Problem statement:
Take every line that has the string "Probable" and copy it out.

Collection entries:
*-*-*

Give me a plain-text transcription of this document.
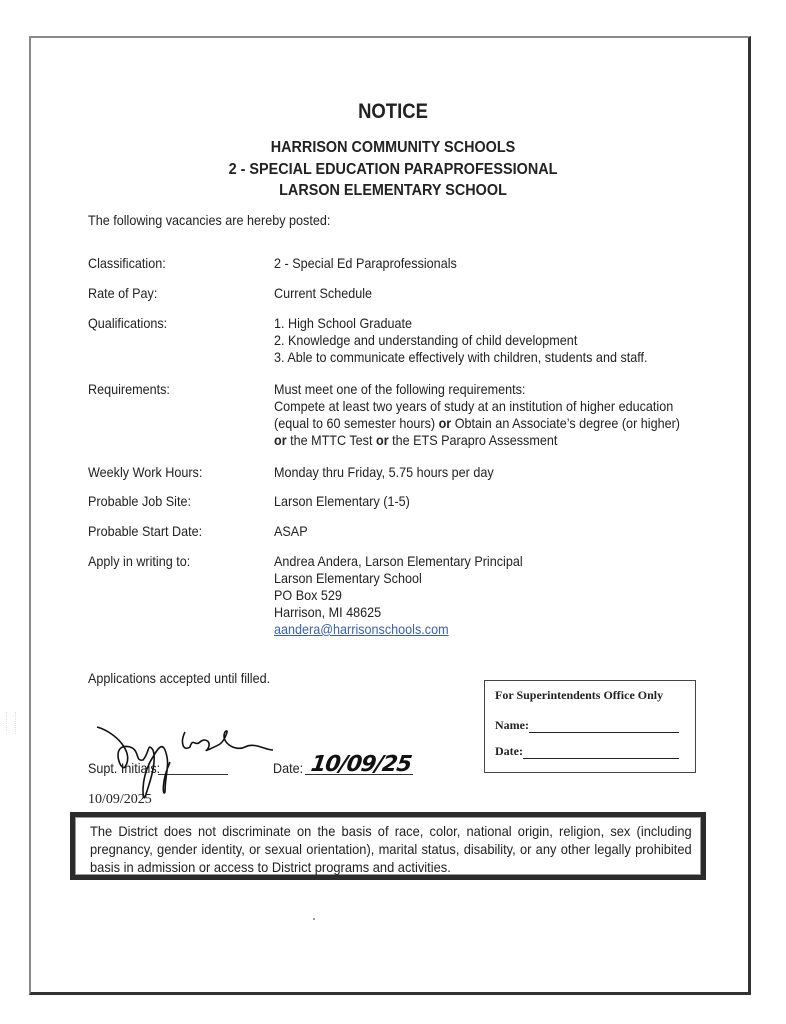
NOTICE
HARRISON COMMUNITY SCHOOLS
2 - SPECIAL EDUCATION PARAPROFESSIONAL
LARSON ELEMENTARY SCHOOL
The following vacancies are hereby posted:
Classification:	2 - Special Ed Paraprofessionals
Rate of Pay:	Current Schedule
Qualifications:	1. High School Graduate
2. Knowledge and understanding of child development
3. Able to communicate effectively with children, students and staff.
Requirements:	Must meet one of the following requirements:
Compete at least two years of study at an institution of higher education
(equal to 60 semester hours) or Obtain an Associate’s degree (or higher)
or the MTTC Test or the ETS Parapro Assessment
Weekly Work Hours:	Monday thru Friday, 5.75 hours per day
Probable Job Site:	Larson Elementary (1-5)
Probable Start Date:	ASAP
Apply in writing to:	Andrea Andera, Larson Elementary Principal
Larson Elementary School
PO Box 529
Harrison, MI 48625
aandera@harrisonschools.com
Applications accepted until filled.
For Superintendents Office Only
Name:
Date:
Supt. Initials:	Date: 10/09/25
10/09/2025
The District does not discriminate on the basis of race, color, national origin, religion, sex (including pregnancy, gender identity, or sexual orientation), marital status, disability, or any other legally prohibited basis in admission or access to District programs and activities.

*-*-*

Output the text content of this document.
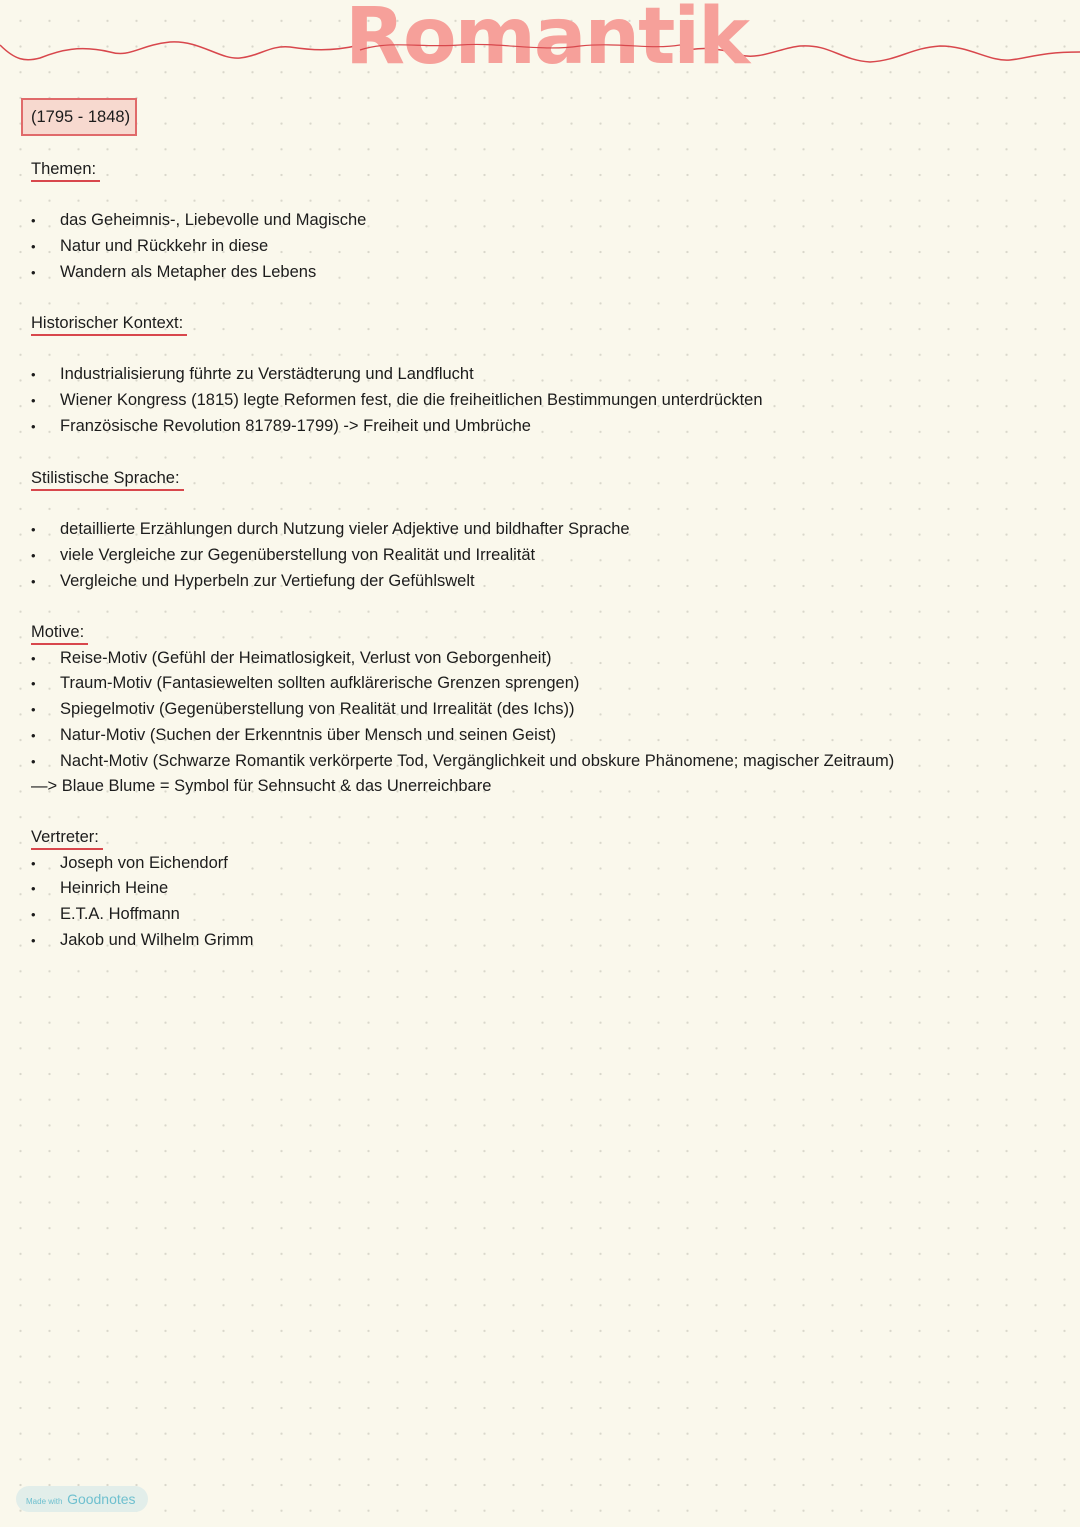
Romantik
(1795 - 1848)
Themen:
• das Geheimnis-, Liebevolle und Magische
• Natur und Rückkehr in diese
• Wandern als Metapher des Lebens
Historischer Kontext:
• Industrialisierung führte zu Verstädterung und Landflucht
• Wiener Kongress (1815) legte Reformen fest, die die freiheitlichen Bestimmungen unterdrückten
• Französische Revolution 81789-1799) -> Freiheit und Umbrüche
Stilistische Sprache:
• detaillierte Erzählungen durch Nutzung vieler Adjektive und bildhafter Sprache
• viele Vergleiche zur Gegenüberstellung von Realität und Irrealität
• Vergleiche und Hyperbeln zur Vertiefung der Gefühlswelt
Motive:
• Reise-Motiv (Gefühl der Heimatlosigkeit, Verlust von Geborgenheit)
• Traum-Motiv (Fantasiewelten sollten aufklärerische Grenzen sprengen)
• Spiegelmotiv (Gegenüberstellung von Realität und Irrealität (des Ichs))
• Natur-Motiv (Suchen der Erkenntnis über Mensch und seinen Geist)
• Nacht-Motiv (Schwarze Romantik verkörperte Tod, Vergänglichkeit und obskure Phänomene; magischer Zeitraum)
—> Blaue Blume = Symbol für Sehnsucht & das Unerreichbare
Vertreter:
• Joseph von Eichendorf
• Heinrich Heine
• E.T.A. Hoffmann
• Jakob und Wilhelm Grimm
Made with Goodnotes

*-*-*

Task answer:
Probable Job Site:	Larson Elementary (1-5)
Probable Start Date:	ASAP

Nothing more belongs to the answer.